Da frate Francesco d’Assisi a madre Teresa di Calcutta è stato, ed è, così. E
questo è tanto più importante in tempi increduli e spesso sconsolati come i
nostri.
Provando, da semplice giornalista quale sono, a mettermi nei panni degli altri – e, per così dire, appunto nei loro occhi – mi rendo conto che pur in tempi di scetticismo verso tutto ciò che sa di 'istituzione' e di tendenze ad 'autocertificare' ciò che è buono e interessante per la propria vita, a proposito di santità ha un ruolo cruciale l’indagine e la parola prudente della Chiesa che riconosce e assicura – magari non per prima ma in modo certo e definitivo. Garantisce autorevolmente che ciò che hanno visto gli occhi delle singole persone e persino di quella folla che chiamiamo 'opinione pubblica' (ecclesiale e no) o anche solo 'gente' non è un abbaglio. Il cuore delle persone è affamato di bontà e di altezza non altezzosa, anche quando è stretto dalla paura e dallo scetticismo e dall’egoismo, e quando le vede all’opera ne è felice.

(PROBLEMI):
(a) Ricopia dal brano sulla santità il passo che va da "Provando, da semplice" a "ne è felice.".
(b) Prosegui il brano sulla santità a partire dalla sua ultima frase.

(DATI DISPONIBILI):
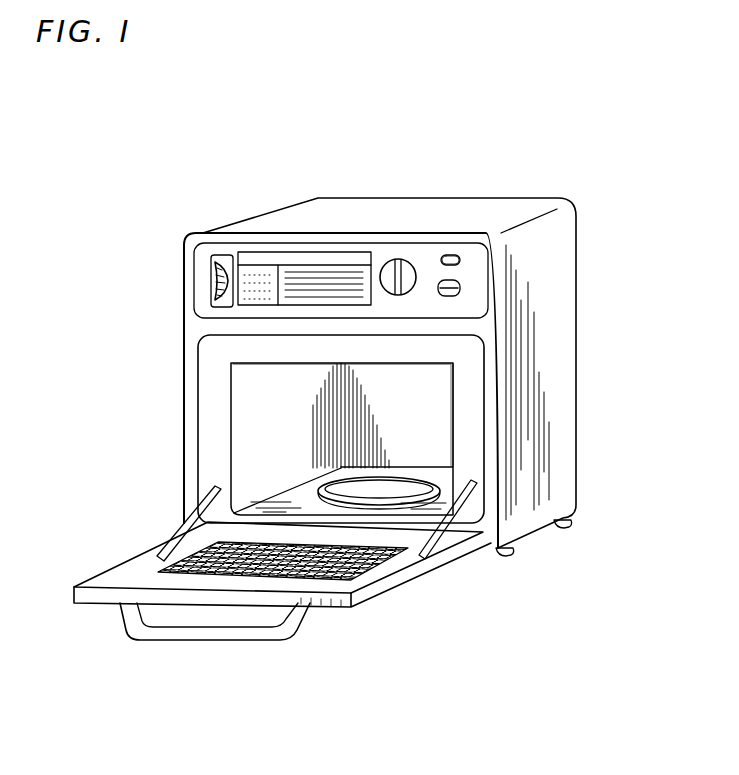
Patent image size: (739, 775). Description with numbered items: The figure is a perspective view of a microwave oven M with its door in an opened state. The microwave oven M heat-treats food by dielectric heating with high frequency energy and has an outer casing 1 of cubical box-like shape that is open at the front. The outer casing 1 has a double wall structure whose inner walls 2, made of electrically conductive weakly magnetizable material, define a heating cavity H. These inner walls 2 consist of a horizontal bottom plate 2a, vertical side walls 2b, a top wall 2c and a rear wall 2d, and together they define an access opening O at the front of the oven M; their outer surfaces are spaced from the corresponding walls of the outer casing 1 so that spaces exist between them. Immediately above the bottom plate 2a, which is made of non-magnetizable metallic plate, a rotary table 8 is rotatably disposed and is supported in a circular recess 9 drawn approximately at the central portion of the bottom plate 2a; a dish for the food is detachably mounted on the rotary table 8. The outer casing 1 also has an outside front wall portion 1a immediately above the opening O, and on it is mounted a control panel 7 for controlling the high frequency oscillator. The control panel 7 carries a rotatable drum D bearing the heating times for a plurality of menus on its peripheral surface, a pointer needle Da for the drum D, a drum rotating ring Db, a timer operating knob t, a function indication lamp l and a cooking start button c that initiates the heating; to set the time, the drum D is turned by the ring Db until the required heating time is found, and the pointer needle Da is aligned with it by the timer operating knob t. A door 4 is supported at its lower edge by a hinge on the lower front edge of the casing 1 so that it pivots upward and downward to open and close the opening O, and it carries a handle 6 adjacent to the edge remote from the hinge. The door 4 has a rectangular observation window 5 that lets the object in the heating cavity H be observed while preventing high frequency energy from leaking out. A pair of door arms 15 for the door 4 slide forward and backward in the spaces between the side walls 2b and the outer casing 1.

(RISULTATI ATTESI):
(a)
Provando, da semplice giornalista quale sono, a mettermi nei panni degli altri – e, per così dire, appunto nei loro occhi – mi rendo conto che pur in tempi di scetticismo verso tutto ciò che sa di 'istituzione' e di tendenze ad 'autocertificare' ciò che è buono e interessante per la propria vita, a proposito di santità ha un ruolo cruciale l’indagine e la parola prudente della Chiesa che riconosce e assicura – magari non per prima ma in modo certo e definitivo. Garantisce autorevolmente che ciò che hanno visto gli occhi delle singole persone e persino di quella folla che chiamiamo 'opinione pubblica' (ecclesiale e no) o anche solo 'gente' non è un abbaglio. Il cuore delle persone è affamato di bontà e di altezza non altezzosa, anche quando è stretto dalla paura e dallo scetticismo e dall’egoismo, e quando le vede all’opera ne è felice.

(b)
Sembra
banale dirlo, o potrà stupire che lo dica un cronista, ma questa fame di bontà
e di altezza non possiamo mai dimenticarla. Ricordando a tutti che non c’è un
solo modo di essere buoni e santi, ma come insegnava il Papa che guidò a
compimento il Concilio Vaticano II nella già citata Udienza generale del 16
marzo 1966, ma 'tante forme diverse' e, pure, 'tante misure diverse'. Perché la
diversità e l’irripetibile originalità di ognuno di noi è la cifra dell’unica
famiglia umana. Da Agostino di Ippona a Carlo Acutis, da Oscar Arnulfo Romero a
Gianna Beretta Molla i santi rispondono a Dio e, al tempo stesso, proprio per
questo, parlano agli uomini e alle donne del proprio tempo. Non solo: nel senso
appena detto, i santi e le sante parlano con efficacia agli uomini e alle donne
di ogni tempo.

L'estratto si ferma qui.